Find each line with "highlight" and copy it.
● ● ●
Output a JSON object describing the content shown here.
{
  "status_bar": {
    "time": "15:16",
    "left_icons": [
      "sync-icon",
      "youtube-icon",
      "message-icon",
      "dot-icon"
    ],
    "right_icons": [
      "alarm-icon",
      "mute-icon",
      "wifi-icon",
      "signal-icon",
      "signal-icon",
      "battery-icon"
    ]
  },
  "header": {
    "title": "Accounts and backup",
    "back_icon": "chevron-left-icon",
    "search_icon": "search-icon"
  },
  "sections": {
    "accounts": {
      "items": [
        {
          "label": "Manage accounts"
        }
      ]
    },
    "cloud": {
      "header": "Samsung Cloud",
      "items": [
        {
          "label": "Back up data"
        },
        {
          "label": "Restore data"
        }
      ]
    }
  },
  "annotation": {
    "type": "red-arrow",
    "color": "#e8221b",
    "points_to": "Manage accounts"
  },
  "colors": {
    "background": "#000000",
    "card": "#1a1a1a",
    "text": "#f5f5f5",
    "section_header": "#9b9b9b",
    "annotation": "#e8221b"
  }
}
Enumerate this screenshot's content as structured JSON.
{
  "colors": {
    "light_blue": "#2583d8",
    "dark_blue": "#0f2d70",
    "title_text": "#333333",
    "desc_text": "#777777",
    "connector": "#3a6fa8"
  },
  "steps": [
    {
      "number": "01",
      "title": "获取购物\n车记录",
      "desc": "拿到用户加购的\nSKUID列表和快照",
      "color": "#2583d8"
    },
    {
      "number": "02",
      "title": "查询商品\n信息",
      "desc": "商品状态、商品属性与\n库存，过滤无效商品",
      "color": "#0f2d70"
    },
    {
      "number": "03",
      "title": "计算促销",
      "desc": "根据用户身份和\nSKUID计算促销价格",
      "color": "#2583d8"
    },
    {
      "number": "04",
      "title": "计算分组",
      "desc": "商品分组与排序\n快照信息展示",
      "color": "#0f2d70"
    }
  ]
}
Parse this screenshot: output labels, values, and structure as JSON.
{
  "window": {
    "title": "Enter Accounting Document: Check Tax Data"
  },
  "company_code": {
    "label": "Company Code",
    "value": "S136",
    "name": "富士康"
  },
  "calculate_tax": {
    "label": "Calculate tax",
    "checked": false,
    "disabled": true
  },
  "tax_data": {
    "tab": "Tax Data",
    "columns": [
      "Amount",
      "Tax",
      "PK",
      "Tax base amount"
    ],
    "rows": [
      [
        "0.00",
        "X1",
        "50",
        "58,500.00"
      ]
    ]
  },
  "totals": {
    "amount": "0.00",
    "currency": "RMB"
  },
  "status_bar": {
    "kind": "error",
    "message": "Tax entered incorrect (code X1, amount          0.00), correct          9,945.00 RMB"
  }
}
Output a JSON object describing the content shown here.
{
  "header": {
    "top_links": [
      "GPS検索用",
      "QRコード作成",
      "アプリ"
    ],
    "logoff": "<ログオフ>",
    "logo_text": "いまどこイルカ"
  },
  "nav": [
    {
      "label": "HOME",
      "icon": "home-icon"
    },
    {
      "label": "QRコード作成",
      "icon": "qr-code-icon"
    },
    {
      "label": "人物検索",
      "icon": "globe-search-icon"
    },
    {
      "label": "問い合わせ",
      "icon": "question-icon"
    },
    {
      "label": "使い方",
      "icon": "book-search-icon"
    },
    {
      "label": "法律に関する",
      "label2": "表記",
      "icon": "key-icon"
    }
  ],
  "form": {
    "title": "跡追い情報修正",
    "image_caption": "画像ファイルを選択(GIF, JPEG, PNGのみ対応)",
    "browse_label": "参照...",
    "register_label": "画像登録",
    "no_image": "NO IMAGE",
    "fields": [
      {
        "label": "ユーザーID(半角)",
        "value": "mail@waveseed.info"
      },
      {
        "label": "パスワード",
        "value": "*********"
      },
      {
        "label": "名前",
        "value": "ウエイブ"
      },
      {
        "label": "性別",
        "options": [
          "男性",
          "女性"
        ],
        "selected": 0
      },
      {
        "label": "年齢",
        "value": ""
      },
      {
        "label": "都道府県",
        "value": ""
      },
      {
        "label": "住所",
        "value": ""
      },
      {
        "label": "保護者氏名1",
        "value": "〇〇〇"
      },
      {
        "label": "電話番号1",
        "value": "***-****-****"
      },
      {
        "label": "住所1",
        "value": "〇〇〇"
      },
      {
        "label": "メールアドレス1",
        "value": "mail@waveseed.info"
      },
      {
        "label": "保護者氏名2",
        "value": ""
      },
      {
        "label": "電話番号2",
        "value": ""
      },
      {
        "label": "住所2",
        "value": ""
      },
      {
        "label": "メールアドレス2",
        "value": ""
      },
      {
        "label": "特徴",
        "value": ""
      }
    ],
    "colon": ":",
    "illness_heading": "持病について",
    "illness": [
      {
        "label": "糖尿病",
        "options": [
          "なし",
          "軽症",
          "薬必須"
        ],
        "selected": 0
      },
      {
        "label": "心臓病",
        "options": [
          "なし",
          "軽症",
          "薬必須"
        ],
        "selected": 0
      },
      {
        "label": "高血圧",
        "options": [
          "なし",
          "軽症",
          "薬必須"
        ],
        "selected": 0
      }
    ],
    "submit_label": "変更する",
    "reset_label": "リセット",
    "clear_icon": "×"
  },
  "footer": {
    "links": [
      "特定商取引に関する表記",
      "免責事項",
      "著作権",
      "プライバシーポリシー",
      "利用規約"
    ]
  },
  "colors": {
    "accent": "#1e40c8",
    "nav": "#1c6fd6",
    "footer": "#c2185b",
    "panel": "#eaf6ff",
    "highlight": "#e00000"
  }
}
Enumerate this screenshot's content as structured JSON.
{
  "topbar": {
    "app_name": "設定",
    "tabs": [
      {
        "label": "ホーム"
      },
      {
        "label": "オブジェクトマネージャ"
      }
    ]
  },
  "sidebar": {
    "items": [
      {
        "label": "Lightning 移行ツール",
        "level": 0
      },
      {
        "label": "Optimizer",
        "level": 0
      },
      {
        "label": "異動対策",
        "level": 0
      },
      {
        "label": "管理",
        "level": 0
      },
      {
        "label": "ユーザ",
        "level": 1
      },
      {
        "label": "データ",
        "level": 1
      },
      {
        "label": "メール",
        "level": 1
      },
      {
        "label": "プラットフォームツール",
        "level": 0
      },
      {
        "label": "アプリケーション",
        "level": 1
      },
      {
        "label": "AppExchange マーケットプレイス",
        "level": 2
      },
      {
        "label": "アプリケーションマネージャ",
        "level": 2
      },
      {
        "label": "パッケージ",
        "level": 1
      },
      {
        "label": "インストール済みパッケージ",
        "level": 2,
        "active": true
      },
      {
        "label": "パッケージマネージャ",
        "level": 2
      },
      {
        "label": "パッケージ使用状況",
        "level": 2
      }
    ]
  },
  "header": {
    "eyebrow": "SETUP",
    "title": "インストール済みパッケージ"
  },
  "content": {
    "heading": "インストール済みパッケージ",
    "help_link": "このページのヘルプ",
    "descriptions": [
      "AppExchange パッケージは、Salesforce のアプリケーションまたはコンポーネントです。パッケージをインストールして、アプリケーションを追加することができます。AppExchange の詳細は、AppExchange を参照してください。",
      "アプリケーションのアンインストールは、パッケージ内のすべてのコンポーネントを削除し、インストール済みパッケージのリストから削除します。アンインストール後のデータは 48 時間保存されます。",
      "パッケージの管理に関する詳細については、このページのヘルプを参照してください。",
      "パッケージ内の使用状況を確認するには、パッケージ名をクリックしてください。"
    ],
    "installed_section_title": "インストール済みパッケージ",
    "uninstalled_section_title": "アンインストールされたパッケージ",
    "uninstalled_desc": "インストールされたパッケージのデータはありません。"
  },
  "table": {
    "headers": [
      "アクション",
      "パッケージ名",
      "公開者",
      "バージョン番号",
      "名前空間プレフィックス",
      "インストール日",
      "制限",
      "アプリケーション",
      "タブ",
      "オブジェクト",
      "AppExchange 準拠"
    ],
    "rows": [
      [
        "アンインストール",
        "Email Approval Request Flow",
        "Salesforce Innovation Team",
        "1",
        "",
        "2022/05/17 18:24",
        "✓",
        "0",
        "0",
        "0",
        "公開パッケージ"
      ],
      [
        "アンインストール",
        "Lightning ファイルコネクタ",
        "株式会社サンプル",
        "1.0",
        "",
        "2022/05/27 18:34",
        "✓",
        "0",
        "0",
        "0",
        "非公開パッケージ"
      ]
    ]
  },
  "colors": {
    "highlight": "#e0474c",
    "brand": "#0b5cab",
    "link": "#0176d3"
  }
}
● ● ●
— RESULT —
    "highlight": "#e00000"
    "highlight": "#e0474c",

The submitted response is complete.